=== Okunacak bölüm ===

Kasım Süleymani direniş güçleriyle ABD’nin bölgedeki planlarını çökertti. Dolayısıyla Amerika'nın General Süleymani’ye suikastı, onun Suriye'de terörün yenilmesindeki rol ile kurduğu güç denkleminden ayrı düşünülemez. Bu cinayet, aynı zamanda ABD’nin Suriye'deki emellerinin derinliğini de ortaya koymaktadır; Suriye'yi işgal etmeye ve Cezayir bölgesini kontrol etmeye çalışan ABD, direnişi amacının önündeki en büyük engel olarak görüyordu.

General Süleymani ve Rusya

General Süleymani 24 Temmuz 2015'te Moskova’ya gerçekleştiği ziyarette Rusya Devlet Başkanı Vladimir Putin ile görüştü. Görüşmede Süleymani Rus liderine Suriye ve bölgenin haritalarını ve mevcut tehdit kaynakları anlattı. Görüşmede, Suriye krizini çözmek için güvenlik ve stratejik işbirliği modelleri ele alındı. General Süleymani'nin Moskova temaslarından birkaç gün sonra Rus güçleri, Suriye'deki teröristlere karşı doğrudan askeri operasyona başladı.

===

**Görevler**
#1 Kayıtların ilk satırından "flow-id-highlight-ring: LLM xyxy=(1299,236,1914,312)" içeren satıra kadar, iki uç da dahil olmak üzere, satırları "No" ve "Satır" sütunlarından oluşan bir Markdown tablosu olarak verin. Boş satırları tabloya almayın.
#2 General Süleymani ile ilgili metni son cümlesinden sonra devam ettirin.
Metin ile kayıtlar birbirinden bağımsızdır.

=== Görev girdileri ===

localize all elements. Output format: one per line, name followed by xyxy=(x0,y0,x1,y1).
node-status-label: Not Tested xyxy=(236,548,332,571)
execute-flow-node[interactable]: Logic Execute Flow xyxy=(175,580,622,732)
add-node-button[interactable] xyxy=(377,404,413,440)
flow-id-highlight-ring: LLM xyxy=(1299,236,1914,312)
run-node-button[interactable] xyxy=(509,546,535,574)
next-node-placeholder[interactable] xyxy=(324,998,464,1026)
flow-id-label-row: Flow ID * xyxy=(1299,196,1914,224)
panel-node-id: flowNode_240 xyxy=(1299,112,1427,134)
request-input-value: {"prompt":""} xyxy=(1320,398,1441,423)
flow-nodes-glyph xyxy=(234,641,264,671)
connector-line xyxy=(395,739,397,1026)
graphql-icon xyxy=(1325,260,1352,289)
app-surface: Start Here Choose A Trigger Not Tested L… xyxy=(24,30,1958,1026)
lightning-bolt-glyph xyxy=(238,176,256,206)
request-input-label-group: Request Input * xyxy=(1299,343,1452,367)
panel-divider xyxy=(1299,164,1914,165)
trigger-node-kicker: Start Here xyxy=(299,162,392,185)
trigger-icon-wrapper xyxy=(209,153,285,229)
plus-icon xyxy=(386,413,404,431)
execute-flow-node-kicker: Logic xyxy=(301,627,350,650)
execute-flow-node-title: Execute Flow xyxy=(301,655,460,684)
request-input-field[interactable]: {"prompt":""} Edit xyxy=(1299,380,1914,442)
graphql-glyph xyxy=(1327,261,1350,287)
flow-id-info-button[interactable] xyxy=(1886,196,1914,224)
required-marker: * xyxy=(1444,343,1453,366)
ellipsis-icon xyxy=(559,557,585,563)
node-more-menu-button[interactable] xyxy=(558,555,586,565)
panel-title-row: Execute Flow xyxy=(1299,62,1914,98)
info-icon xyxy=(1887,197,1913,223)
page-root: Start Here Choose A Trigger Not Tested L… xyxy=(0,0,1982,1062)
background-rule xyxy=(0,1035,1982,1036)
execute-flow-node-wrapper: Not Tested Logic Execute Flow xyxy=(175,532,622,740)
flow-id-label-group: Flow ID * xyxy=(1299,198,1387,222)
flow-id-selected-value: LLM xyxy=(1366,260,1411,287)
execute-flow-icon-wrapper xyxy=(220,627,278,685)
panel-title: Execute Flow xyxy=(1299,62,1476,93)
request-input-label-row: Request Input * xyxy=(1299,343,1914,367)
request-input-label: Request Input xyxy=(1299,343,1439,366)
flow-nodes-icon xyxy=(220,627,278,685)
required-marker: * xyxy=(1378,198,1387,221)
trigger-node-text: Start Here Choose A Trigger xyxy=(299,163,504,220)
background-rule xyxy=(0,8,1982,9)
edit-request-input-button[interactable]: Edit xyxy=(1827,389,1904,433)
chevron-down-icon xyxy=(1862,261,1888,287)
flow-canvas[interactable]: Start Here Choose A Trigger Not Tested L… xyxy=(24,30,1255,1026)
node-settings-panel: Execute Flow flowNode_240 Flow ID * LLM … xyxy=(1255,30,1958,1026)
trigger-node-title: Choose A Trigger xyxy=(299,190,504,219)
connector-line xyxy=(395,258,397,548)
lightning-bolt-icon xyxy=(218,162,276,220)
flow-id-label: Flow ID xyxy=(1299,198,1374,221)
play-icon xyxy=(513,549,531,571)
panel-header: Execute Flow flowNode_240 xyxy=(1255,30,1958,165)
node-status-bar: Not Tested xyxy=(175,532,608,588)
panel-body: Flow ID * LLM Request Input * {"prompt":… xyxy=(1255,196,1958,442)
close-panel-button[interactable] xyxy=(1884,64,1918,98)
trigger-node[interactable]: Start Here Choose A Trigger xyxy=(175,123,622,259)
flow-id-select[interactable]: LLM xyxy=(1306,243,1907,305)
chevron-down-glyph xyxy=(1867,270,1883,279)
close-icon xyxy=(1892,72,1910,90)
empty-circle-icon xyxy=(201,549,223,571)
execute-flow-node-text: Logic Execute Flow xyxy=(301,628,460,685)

===

**Görev yanıtları**
#1
| No | Satır |
|---|---|
| 1 | localize all elements. Output format: one per line, name followed by xyxy=(x0,y0,x1,y1). |
| 2 | node-status-label: Not Tested xyxy=(236,548,332,571) |
| 3 | execute-flow-node[interactable]: Logic Execute Flow xyxy=(175,580,622,732) |
| 4 | add-node-button[interactable] xyxy=(377,404,413,440) |
| 5 | flow-id-highlight-ring: LLM xyxy=(1299,236,1914,312) |

#2
General Kasım Süleymani'nin Putin ile görüşmesi Suriye savaşında bir dönüm noktası oldu.

Rusya'nın teröre karşı savaş için Suriye'deki varlığı, İran ve Lübnan Hizbullah Hareketi ve özellikle General Süleymani'nin sahadaki kilit rolünden ayrı düşünülemez.

Bu nedenle Amerikalılar, General Süleymani’nin ortadan kaldırılmasını İran'ın müttefiklerinin bölgedeki gücüne karşı koymak için iyi bir fırsat olduğunu sanıyordu. Onlar General Süleymani'nin hayatta olmaması halinde İran'ın bölgedeki askeri gücünün önemli ölçüde azalacağını düşündüler.

Ancak ABD’lilerin bu düşünceleri yanlıştı ve Tahran, General Süleymani suikastına misilleme olarak ABD’nin Irak'taki Ayn'ül Esad Askeri Hava Üssü'nü hedef aldı.

General Süleymani'nin Planları

Suriye ve İran, General Süleymani'nin şehit edilmesinden önce onun bölgedeki askeri ve güvenlik faaliyetleri hakkında çok fazla bilgi paylaşmazdı. Amerikalılar ve Siyonistler her zaman bu alanda bilgi toplamaya çalışıyorlardı.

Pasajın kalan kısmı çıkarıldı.